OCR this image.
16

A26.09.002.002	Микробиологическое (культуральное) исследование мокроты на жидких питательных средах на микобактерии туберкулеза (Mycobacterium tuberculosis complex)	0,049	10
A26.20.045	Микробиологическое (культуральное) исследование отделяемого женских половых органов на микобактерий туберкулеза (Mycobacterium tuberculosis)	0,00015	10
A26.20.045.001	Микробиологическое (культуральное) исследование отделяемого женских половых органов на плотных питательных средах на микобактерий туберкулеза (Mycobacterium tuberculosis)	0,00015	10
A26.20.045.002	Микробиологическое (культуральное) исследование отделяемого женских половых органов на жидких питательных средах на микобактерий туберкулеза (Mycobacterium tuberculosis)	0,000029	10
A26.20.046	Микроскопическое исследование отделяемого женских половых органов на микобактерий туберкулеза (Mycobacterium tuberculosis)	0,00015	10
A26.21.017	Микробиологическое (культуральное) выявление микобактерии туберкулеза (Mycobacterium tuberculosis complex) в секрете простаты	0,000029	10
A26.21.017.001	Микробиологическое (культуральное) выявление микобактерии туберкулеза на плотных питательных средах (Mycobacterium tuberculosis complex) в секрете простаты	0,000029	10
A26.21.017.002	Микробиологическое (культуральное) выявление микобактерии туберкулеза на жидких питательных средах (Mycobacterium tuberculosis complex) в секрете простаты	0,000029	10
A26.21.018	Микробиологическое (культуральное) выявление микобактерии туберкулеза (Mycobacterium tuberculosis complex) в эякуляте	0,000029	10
* * *
Exercise directions: Each record must be output word for word.

Response box:
OCR this image.
16

A26.09.002.002	Микробиологическое (культуральное) исследование мокроты на жидких питательных средах на микобактерии туберкулеза (Mycobacterium tuberculosis complex)	0,049	10
A26.20.045	Микробиологическое (культуральное) исследование отделяемого женских половых органов на микобактерий туберкулеза (Mycobacterium tuberculosis)	0,00015	10
A26.20.045.001	Микробиологическое (культуральное) исследование отделяемого женских половых органов на плотных питательных средах на микобактерий туберкулеза (Mycobacterium tuberculosis)	0,00015	10
A26.20.045.002	Микробиологическое (культуральное) исследование отделяемого женских половых органов на жидких питательных средах на микобактерий туберкулеза (Mycobacterium tuberculosis)	0,000029	10
A26.20.046	Микроскопическое исследование отделяемого женских половых органов на микобактерий туберкулеза (Mycobacterium tuberculosis)	0,00015	10
A26.21.017	Микробиологическое (культуральное) выявление микобактерии туберкулеза (Mycobacterium tuberculosis complex) в секрете простаты	0,000029	10
A26.21.017.001	Микробиологическое (культуральное) выявление микобактерии туберкулеза на плотных питательных средах (Mycobacterium tuberculosis complex) в секрете простаты	0,000029	10
A26.21.017.002	Микробиологическое (культуральное) выявление микобактерии туберкулеза на жидких питательных средах (Mycobacterium tuberculosis complex) в секрете простаты	0,000029	10
A26.21.018	Микробиологическое (культуральное) выявление микобактерии туберкулеза (Mycobacterium tuberculosis complex) в эякуляте	0,000029	10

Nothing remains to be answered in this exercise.